> **Direction**: Restate all the material verbatim, except for the pictures.

> **Material supplied**:
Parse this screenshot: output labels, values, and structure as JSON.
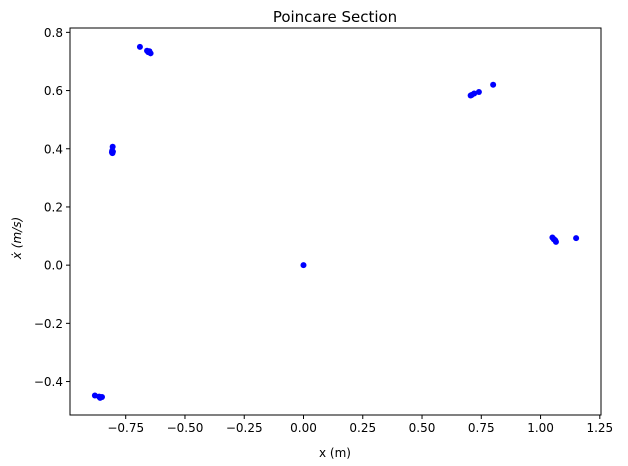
{
  "chart_data": {
    "type": "scatter",
    "title": "Poincare Section",
    "xlabel": "x (m)",
    "ylabel": "ẋ (m/s)",
    "xlim": [
      -0.985,
      1.255
    ],
    "ylim": [
      -0.515,
      0.815
    ],
    "xticks": [
      -0.75,
      -0.5,
      -0.25,
      0.0,
      0.25,
      0.5,
      0.75,
      1.0,
      1.25
    ],
    "xtick_labels": [
      "−0.75",
      "−0.50",
      "−0.25",
      "0.00",
      "0.25",
      "0.50",
      "0.75",
      "1.00",
      "1.25"
    ],
    "yticks": [
      -0.4,
      -0.2,
      0.0,
      0.2,
      0.4,
      0.6,
      0.8
    ],
    "ytick_labels": [
      "−0.4",
      "−0.2",
      "0.0",
      "0.2",
      "0.4",
      "0.6",
      "0.8"
    ],
    "grid": false,
    "marker_color": "#0000ff",
    "series": [
      {
        "points": [
          [
            0.0,
            0.0
          ],
          [
            -0.69,
            0.75
          ],
          [
            -0.66,
            0.737
          ],
          [
            -0.655,
            0.732
          ],
          [
            -0.65,
            0.735
          ],
          [
            -0.645,
            0.728
          ],
          [
            -0.805,
            0.407
          ],
          [
            -0.807,
            0.393
          ],
          [
            -0.808,
            0.388
          ],
          [
            -0.806,
            0.385
          ],
          [
            -0.804,
            0.39
          ],
          [
            -0.88,
            -0.448
          ],
          [
            -0.862,
            -0.452
          ],
          [
            -0.855,
            -0.454
          ],
          [
            -0.85,
            -0.453
          ],
          [
            -0.858,
            -0.456
          ],
          [
            0.8,
            0.62
          ],
          [
            0.74,
            0.595
          ],
          [
            0.72,
            0.59
          ],
          [
            0.71,
            0.585
          ],
          [
            0.705,
            0.583
          ],
          [
            1.15,
            0.093
          ],
          [
            1.05,
            0.095
          ],
          [
            1.055,
            0.09
          ],
          [
            1.058,
            0.088
          ],
          [
            1.062,
            0.085
          ],
          [
            1.065,
            0.08
          ]
        ]
      }
    ]
  }
}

> **Response below**:
Parse this screenshot: output labels, values, and structure as JSON.
{
  "chart_data": {
    "type": "scatter",
    "title": "Poincare Section",
    "xlabel": "x (m)",
    "ylabel": "ẋ (m/s)",
    "xlim": [
      -0.985,
      1.255
    ],
    "ylim": [
      -0.515,
      0.815
    ],
    "xticks": [
      -0.75,
      -0.5,
      -0.25,
      0.0,
      0.25,
      0.5,
      0.75,
      1.0,
      1.25
    ],
    "xtick_labels": [
      "−0.75",
      "−0.50",
      "−0.25",
      "0.00",
      "0.25",
      "0.50",
      "0.75",
      "1.00",
      "1.25"
    ],
    "yticks": [
      -0.4,
      -0.2,
      0.0,
      0.2,
      0.4,
      0.6,
      0.8
    ],
    "ytick_labels": [
      "−0.4",
      "−0.2",
      "0.0",
      "0.2",
      "0.4",
      "0.6",
      "0.8"
    ],
    "grid": false,
    "marker_color": "#0000ff",
    "series": [
      {
        "points": [
          [
            0.0,
            0.0
          ],
          [
            -0.69,
            0.75
          ],
          [
            -0.66,
            0.737
          ],
          [
            -0.655,
            0.732
          ],
          [
            -0.65,
            0.735
          ],
          [
            -0.645,
            0.728
          ],
          [
            -0.805,
            0.407
          ],
          [
            -0.807,
            0.393
          ],
          [
            -0.808,
            0.388
          ],
          [
            -0.806,
            0.385
          ],
          [
            -0.804,
            0.39
          ],
          [
            -0.88,
            -0.448
          ],
          [
            -0.862,
            -0.452
          ],
          [
            -0.855,
            -0.454
          ],
          [
            -0.85,
            -0.453
          ],
          [
            -0.858,
            -0.456
          ],
          [
            0.8,
            0.62
          ],
          [
            0.74,
            0.595
          ],
          [
            0.72,
            0.59
          ],
          [
            0.71,
            0.585
          ],
          [
            0.705,
            0.583
          ],
          [
            1.15,
            0.093
          ],
          [
            1.05,
            0.095
          ],
          [
            1.055,
            0.09
          ],
          [
            1.058,
            0.088
          ],
          [
            1.062,
            0.085
          ],
          [
            1.065,
            0.08
          ]
        ]
      }
    ]
  }
}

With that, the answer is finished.